YOUR TASK: Retype each entry below, keeping every character the same.

ITEMS:
#####

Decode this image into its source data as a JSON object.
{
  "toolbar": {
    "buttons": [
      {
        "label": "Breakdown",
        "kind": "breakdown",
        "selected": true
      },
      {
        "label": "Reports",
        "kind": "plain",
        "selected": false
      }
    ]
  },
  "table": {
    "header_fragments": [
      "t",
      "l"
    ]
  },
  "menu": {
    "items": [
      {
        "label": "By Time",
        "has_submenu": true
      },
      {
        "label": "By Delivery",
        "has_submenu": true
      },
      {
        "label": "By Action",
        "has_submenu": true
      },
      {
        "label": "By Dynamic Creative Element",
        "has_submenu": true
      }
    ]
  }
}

#####

RESULT OF THIS EXERCISE:
Decode this image into its source data as a JSON object.
{
  "toolbar": {
    "buttons": [
      {
        "label": "Breakdown",
        "kind": "breakdown",
        "selected": true
      },
      {
        "label": "Reports",
        "kind": "plain",
        "selected": false
      }
    ]
  },
  "table": {
    "header_fragments": [
      "t",
      "l"
    ]
  },
  "menu": {
    "items": [
      {
        "label": "By Time",
        "has_submenu": true
      },
      {
        "label": "By Delivery",
        "has_submenu": true
      },
      {
        "label": "By Action",
        "has_submenu": true
      },
      {
        "label": "By Dynamic Creative Element",
        "has_submenu": true
      }
    ]
  }
}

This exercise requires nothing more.